**Work to be completed:** Find each line with the word "Internet" and state how many there are, nothing more.

**Dataset items:**
>>>>>
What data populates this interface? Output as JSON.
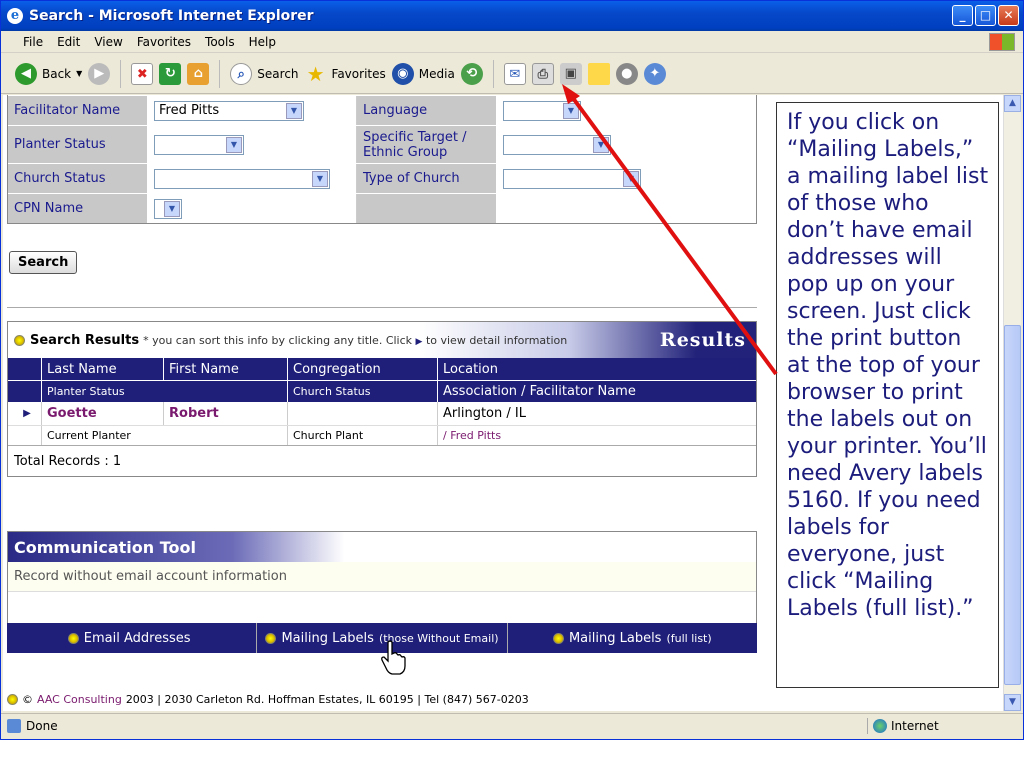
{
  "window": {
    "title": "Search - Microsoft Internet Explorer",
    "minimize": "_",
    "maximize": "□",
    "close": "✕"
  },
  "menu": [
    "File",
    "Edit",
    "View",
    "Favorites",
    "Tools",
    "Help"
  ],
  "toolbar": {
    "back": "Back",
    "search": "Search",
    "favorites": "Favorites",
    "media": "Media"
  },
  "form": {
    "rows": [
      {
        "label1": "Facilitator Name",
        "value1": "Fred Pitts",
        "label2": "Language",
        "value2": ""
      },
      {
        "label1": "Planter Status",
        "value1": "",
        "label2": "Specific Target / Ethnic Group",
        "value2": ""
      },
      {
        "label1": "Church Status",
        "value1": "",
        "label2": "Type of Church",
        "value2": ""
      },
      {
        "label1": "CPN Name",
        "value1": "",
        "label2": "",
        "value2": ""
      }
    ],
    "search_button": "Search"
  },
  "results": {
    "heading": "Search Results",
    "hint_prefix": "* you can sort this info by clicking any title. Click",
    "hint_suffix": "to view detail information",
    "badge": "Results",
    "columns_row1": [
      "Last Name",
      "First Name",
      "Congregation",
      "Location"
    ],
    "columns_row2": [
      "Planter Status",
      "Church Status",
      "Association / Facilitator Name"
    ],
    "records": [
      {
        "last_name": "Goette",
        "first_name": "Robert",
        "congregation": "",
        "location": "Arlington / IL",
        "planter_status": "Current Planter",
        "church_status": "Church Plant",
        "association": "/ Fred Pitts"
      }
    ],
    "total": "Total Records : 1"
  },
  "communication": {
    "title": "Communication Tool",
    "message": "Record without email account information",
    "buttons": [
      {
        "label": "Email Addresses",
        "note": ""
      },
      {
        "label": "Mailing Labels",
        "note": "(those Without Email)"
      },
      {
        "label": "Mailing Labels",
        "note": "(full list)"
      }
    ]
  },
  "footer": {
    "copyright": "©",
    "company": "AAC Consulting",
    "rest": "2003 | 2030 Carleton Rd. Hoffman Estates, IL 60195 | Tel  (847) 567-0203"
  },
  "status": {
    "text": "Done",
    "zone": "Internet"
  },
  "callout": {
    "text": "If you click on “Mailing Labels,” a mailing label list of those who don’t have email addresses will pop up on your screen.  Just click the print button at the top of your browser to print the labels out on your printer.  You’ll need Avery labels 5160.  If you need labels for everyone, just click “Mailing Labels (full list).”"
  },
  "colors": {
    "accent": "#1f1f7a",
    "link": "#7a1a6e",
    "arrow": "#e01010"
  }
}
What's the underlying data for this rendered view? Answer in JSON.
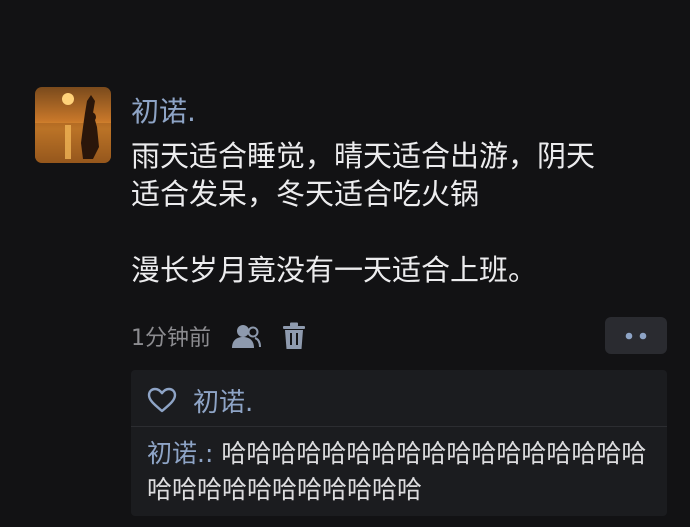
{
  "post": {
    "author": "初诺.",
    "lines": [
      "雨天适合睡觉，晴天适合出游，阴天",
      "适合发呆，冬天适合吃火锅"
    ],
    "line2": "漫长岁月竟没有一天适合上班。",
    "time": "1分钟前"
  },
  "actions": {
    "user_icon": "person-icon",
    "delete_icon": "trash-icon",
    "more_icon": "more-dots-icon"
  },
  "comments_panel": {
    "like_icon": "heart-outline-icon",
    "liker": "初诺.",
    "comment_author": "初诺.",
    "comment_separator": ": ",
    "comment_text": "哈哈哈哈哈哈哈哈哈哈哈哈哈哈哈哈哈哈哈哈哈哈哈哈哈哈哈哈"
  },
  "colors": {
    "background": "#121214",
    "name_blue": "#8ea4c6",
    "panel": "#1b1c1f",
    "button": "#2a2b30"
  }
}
<<<<<
**Worked solution:** 2